#### [Problem statement]
How many lines in the records below hold the string "JSON"? Answer with the number alone.

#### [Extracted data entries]

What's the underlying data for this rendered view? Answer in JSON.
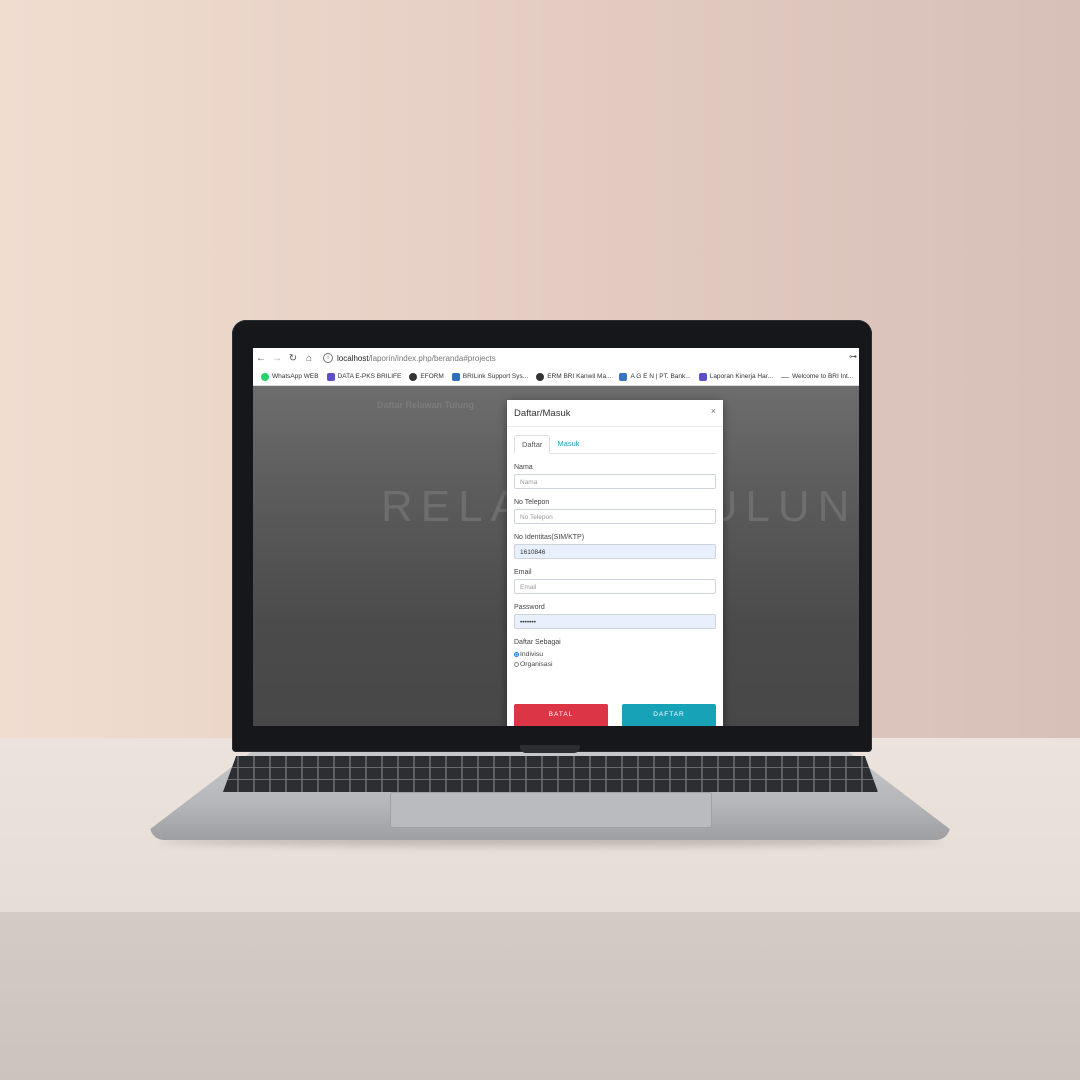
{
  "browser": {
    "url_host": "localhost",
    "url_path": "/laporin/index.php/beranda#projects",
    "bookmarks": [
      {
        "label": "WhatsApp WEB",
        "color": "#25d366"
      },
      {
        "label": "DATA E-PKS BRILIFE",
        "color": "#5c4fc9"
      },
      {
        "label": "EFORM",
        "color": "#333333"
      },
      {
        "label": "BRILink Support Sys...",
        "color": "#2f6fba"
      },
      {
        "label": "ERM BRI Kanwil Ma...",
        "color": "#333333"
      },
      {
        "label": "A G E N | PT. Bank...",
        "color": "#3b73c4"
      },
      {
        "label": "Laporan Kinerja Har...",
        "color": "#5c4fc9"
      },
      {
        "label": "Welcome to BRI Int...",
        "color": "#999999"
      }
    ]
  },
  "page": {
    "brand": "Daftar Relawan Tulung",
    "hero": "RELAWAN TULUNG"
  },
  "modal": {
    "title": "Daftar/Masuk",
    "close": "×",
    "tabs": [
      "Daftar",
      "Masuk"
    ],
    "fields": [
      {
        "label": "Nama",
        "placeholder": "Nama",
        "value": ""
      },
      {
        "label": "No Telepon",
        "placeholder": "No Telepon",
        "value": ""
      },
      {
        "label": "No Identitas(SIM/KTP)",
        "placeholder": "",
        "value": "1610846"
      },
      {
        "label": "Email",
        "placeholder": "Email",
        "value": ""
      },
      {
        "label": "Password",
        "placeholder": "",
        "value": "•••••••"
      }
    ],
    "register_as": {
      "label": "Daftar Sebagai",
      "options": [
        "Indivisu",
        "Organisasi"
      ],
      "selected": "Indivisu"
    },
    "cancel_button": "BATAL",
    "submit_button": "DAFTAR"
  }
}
--
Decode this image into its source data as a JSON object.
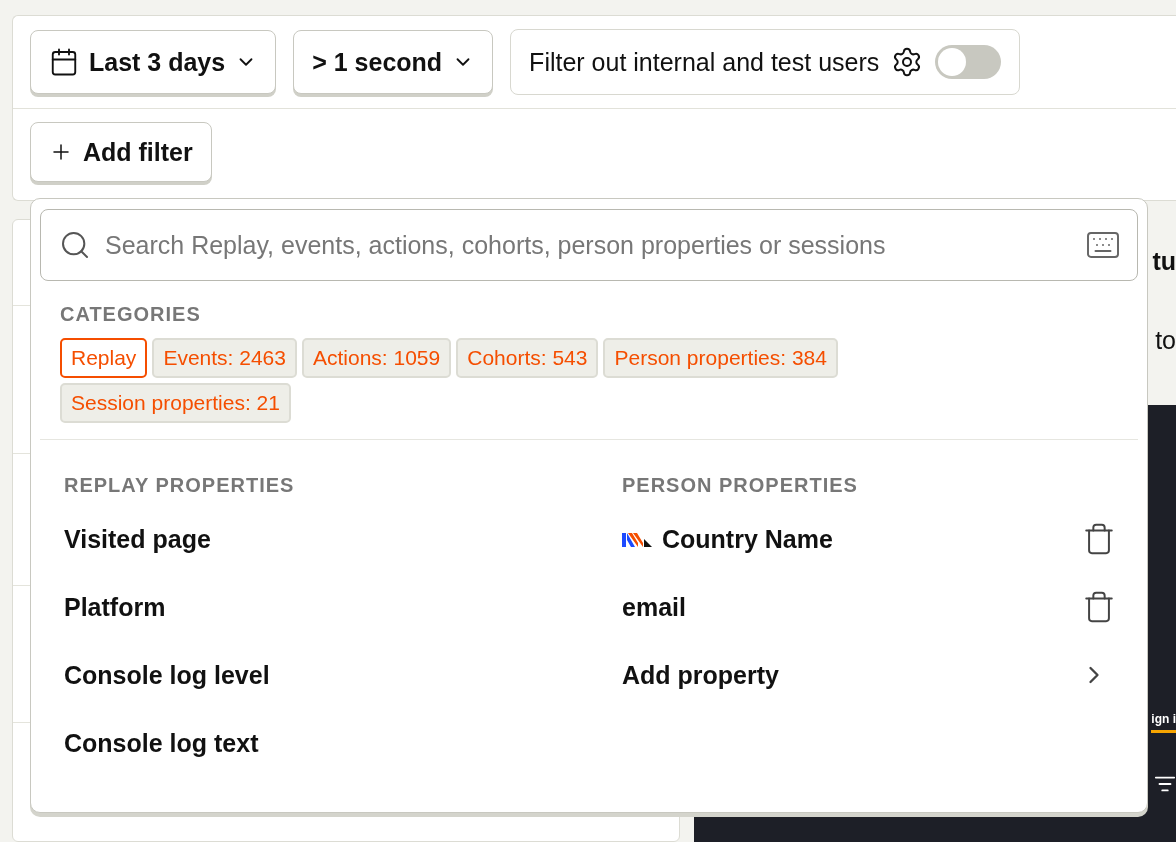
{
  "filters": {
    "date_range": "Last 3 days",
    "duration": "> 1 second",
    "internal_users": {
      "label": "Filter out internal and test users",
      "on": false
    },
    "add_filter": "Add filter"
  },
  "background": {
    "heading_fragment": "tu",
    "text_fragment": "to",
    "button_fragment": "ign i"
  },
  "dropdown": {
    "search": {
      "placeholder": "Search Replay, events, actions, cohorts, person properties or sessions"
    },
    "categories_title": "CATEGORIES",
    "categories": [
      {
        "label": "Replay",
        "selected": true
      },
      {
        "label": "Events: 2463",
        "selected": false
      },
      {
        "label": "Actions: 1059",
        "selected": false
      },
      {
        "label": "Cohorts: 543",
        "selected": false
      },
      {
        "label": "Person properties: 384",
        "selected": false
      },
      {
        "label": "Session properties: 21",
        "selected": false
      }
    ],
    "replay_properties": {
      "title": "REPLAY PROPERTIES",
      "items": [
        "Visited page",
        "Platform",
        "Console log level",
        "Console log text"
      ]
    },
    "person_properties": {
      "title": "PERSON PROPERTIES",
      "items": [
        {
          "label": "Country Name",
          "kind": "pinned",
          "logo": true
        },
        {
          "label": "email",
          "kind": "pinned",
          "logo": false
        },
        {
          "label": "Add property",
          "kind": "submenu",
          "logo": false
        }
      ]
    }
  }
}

#### [Written response]
2